▶ [Given task]
Without the pictures, set down every line of the data exactly.

[start]

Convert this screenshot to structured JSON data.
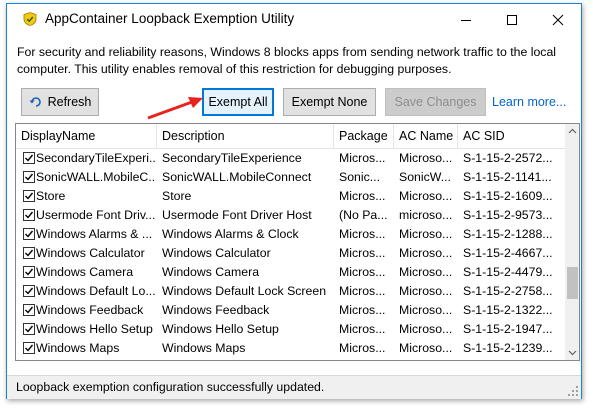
{
  "window": {
    "title": "AppContainer Loopback Exemption Utility",
    "accent_color": "#1883d7",
    "controls": [
      "minimize-icon",
      "maximize-icon",
      "close-icon"
    ]
  },
  "description": "For security and reliability reasons, Windows 8 blocks apps from sending network traffic to the local computer. This utility enables removal of this restriction for debugging purposes.",
  "toolbar": {
    "refresh_label": "Refresh",
    "exempt_all_label": "Exempt All",
    "exempt_none_label": "Exempt None",
    "save_changes_label": "Save Changes",
    "learn_more_label": "Learn more..."
  },
  "table": {
    "columns": [
      "DisplayName",
      "Description",
      "Package",
      "AC Name",
      "AC SID"
    ],
    "rows": [
      {
        "checked": true,
        "name": "SecondaryTileExperi...",
        "description": "SecondaryTileExperience",
        "package": "Micros...",
        "ac_name": "Microso...",
        "ac_sid": "S-1-15-2-2572..."
      },
      {
        "checked": true,
        "name": "SonicWALL.MobileC...",
        "description": "SonicWALL.MobileConnect",
        "package": "Sonic...",
        "ac_name": "SonicW...",
        "ac_sid": "S-1-15-2-1141..."
      },
      {
        "checked": true,
        "name": "Store",
        "description": "Store",
        "package": "Micros...",
        "ac_name": "Microso...",
        "ac_sid": "S-1-15-2-1609..."
      },
      {
        "checked": true,
        "name": "Usermode Font Driv...",
        "description": "Usermode Font Driver Host",
        "package": "(No Pa...",
        "ac_name": "microso...",
        "ac_sid": "S-1-15-2-9573..."
      },
      {
        "checked": true,
        "name": "Windows Alarms & ...",
        "description": "Windows Alarms & Clock",
        "package": "Micros...",
        "ac_name": "Microso...",
        "ac_sid": "S-1-15-2-1288..."
      },
      {
        "checked": true,
        "name": "Windows Calculator",
        "description": "Windows Calculator",
        "package": "Micros...",
        "ac_name": "Microso...",
        "ac_sid": "S-1-15-2-4667..."
      },
      {
        "checked": true,
        "name": "Windows Camera",
        "description": "Windows Camera",
        "package": "Micros...",
        "ac_name": "Microso...",
        "ac_sid": "S-1-15-2-4479..."
      },
      {
        "checked": true,
        "name": "Windows Default Lo...",
        "description": "Windows Default Lock Screen",
        "package": "Micros...",
        "ac_name": "Microso...",
        "ac_sid": "S-1-15-2-2758..."
      },
      {
        "checked": true,
        "name": "Windows Feedback",
        "description": "Windows Feedback",
        "package": "Micros...",
        "ac_name": "Microso...",
        "ac_sid": "S-1-15-2-1322..."
      },
      {
        "checked": true,
        "name": "Windows Hello Setup",
        "description": "Windows Hello Setup",
        "package": "Micros...",
        "ac_name": "Microso...",
        "ac_sid": "S-1-15-2-1947..."
      },
      {
        "checked": true,
        "name": "Windows Maps",
        "description": "Windows Maps",
        "package": "Micros...",
        "ac_name": "Microso...",
        "ac_sid": "S-1-15-2-1239..."
      }
    ]
  },
  "status": "Loopback exemption configuration successfully updated.",
  "annotation": {
    "arrow_color": "#e8221f",
    "points_to": "exempt-all-button"
  }
}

[end]

▶ [Task solution]
Convert this screenshot to structured JSON data.
{
  "window": {
    "title": "AppContainer Loopback Exemption Utility",
    "accent_color": "#1883d7",
    "controls": [
      "minimize-icon",
      "maximize-icon",
      "close-icon"
    ]
  },
  "description": "For security and reliability reasons, Windows 8 blocks apps from sending network traffic to the local computer. This utility enables removal of this restriction for debugging purposes.",
  "toolbar": {
    "refresh_label": "Refresh",
    "exempt_all_label": "Exempt All",
    "exempt_none_label": "Exempt None",
    "save_changes_label": "Save Changes",
    "learn_more_label": "Learn more..."
  },
  "table": {
    "columns": [
      "DisplayName",
      "Description",
      "Package",
      "AC Name",
      "AC SID"
    ],
    "rows": [
      {
        "checked": true,
        "name": "SecondaryTileExperi...",
        "description": "SecondaryTileExperience",
        "package": "Micros...",
        "ac_name": "Microso...",
        "ac_sid": "S-1-15-2-2572..."
      },
      {
        "checked": true,
        "name": "SonicWALL.MobileC...",
        "description": "SonicWALL.MobileConnect",
        "package": "Sonic...",
        "ac_name": "SonicW...",
        "ac_sid": "S-1-15-2-1141..."
      },
      {
        "checked": true,
        "name": "Store",
        "description": "Store",
        "package": "Micros...",
        "ac_name": "Microso...",
        "ac_sid": "S-1-15-2-1609..."
      },
      {
        "checked": true,
        "name": "Usermode Font Driv...",
        "description": "Usermode Font Driver Host",
        "package": "(No Pa...",
        "ac_name": "microso...",
        "ac_sid": "S-1-15-2-9573..."
      },
      {
        "checked": true,
        "name": "Windows Alarms & ...",
        "description": "Windows Alarms & Clock",
        "package": "Micros...",
        "ac_name": "Microso...",
        "ac_sid": "S-1-15-2-1288..."
      },
      {
        "checked": true,
        "name": "Windows Calculator",
        "description": "Windows Calculator",
        "package": "Micros...",
        "ac_name": "Microso...",
        "ac_sid": "S-1-15-2-4667..."
      },
      {
        "checked": true,
        "name": "Windows Camera",
        "description": "Windows Camera",
        "package": "Micros...",
        "ac_name": "Microso...",
        "ac_sid": "S-1-15-2-4479..."
      },
      {
        "checked": true,
        "name": "Windows Default Lo...",
        "description": "Windows Default Lock Screen",
        "package": "Micros...",
        "ac_name": "Microso...",
        "ac_sid": "S-1-15-2-2758..."
      },
      {
        "checked": true,
        "name": "Windows Feedback",
        "description": "Windows Feedback",
        "package": "Micros...",
        "ac_name": "Microso...",
        "ac_sid": "S-1-15-2-1322..."
      },
      {
        "checked": true,
        "name": "Windows Hello Setup",
        "description": "Windows Hello Setup",
        "package": "Micros...",
        "ac_name": "Microso...",
        "ac_sid": "S-1-15-2-1947..."
      },
      {
        "checked": true,
        "name": "Windows Maps",
        "description": "Windows Maps",
        "package": "Micros...",
        "ac_name": "Microso...",
        "ac_sid": "S-1-15-2-1239..."
      }
    ]
  },
  "status": "Loopback exemption configuration successfully updated.",
  "annotation": {
    "arrow_color": "#e8221f",
    "points_to": "exempt-all-button"
  }
}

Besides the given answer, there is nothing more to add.